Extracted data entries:
────────
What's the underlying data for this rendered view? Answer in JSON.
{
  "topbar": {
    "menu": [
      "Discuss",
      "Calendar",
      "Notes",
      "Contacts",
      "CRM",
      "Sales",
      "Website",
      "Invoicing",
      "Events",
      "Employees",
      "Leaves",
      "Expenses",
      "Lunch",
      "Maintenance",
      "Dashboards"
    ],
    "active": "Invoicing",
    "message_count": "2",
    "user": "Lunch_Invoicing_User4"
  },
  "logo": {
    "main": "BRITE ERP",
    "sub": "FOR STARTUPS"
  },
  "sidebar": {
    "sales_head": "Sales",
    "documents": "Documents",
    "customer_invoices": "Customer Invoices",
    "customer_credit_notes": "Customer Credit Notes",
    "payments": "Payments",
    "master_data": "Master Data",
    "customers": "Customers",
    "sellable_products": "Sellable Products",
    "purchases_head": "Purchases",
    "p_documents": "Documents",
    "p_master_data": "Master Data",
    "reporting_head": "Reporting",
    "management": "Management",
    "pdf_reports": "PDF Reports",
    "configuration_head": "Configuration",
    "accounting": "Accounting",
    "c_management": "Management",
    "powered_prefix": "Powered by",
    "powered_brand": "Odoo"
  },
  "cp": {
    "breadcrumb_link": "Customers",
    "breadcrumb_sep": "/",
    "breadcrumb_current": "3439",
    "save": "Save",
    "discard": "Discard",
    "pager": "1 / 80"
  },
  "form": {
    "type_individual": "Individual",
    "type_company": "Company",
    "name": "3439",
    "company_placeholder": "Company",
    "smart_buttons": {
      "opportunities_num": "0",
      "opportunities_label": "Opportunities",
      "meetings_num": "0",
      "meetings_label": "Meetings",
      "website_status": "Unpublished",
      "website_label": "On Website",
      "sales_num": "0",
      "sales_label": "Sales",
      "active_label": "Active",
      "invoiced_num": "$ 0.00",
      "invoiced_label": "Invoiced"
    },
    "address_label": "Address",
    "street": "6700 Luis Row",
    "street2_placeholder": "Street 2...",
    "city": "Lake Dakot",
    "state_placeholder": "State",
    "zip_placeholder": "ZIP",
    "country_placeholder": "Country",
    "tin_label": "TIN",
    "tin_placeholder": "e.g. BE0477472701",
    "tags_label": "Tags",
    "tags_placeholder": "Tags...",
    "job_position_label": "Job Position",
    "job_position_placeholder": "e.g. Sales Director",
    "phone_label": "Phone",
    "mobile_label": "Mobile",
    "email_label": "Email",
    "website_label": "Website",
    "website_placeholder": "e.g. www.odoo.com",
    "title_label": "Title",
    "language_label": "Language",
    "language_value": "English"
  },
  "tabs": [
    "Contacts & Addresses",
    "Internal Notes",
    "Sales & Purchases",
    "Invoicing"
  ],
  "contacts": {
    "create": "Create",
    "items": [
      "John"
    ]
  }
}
────────
• Task instructions: All of the material must be reproduced exactly.

• Final result:
What's the underlying data for this rendered view? Answer in JSON.
{
  "topbar": {
    "menu": [
      "Discuss",
      "Calendar",
      "Notes",
      "Contacts",
      "CRM",
      "Sales",
      "Website",
      "Invoicing",
      "Events",
      "Employees",
      "Leaves",
      "Expenses",
      "Lunch",
      "Maintenance",
      "Dashboards"
    ],
    "active": "Invoicing",
    "message_count": "2",
    "user": "Lunch_Invoicing_User4"
  },
  "logo": {
    "main": "BRITE ERP",
    "sub": "FOR STARTUPS"
  },
  "sidebar": {
    "sales_head": "Sales",
    "documents": "Documents",
    "customer_invoices": "Customer Invoices",
    "customer_credit_notes": "Customer Credit Notes",
    "payments": "Payments",
    "master_data": "Master Data",
    "customers": "Customers",
    "sellable_products": "Sellable Products",
    "purchases_head": "Purchases",
    "p_documents": "Documents",
    "p_master_data": "Master Data",
    "reporting_head": "Reporting",
    "management": "Management",
    "pdf_reports": "PDF Reports",
    "configuration_head": "Configuration",
    "accounting": "Accounting",
    "c_management": "Management",
    "powered_prefix": "Powered by",
    "powered_brand": "Odoo"
  },
  "cp": {
    "breadcrumb_link": "Customers",
    "breadcrumb_sep": "/",
    "breadcrumb_current": "3439",
    "save": "Save",
    "discard": "Discard",
    "pager": "1 / 80"
  },
  "form": {
    "type_individual": "Individual",
    "type_company": "Company",
    "name": "3439",
    "company_placeholder": "Company",
    "smart_buttons": {
      "opportunities_num": "0",
      "opportunities_label": "Opportunities",
      "meetings_num": "0",
      "meetings_label": "Meetings",
      "website_status": "Unpublished",
      "website_label": "On Website",
      "sales_num": "0",
      "sales_label": "Sales",
      "active_label": "Active",
      "invoiced_num": "$ 0.00",
      "invoiced_label": "Invoiced"
    },
    "address_label": "Address",
    "street": "6700 Luis Row",
    "street2_placeholder": "Street 2...",
    "city": "Lake Dakot",
    "state_placeholder": "State",
    "zip_placeholder": "ZIP",
    "country_placeholder": "Country",
    "tin_label": "TIN",
    "tin_placeholder": "e.g. BE0477472701",
    "tags_label": "Tags",
    "tags_placeholder": "Tags...",
    "job_position_label": "Job Position",
    "job_position_placeholder": "e.g. Sales Director",
    "phone_label": "Phone",
    "mobile_label": "Mobile",
    "email_label": "Email",
    "website_label": "Website",
    "website_placeholder": "e.g. www.odoo.com",
    "title_label": "Title",
    "language_label": "Language",
    "language_value": "English"
  },
  "tabs": [
    "Contacts & Addresses",
    "Internal Notes",
    "Sales & Purchases",
    "Invoicing"
  ],
  "contacts": {
    "create": "Create",
    "items": [
      "John"
    ]
  }
}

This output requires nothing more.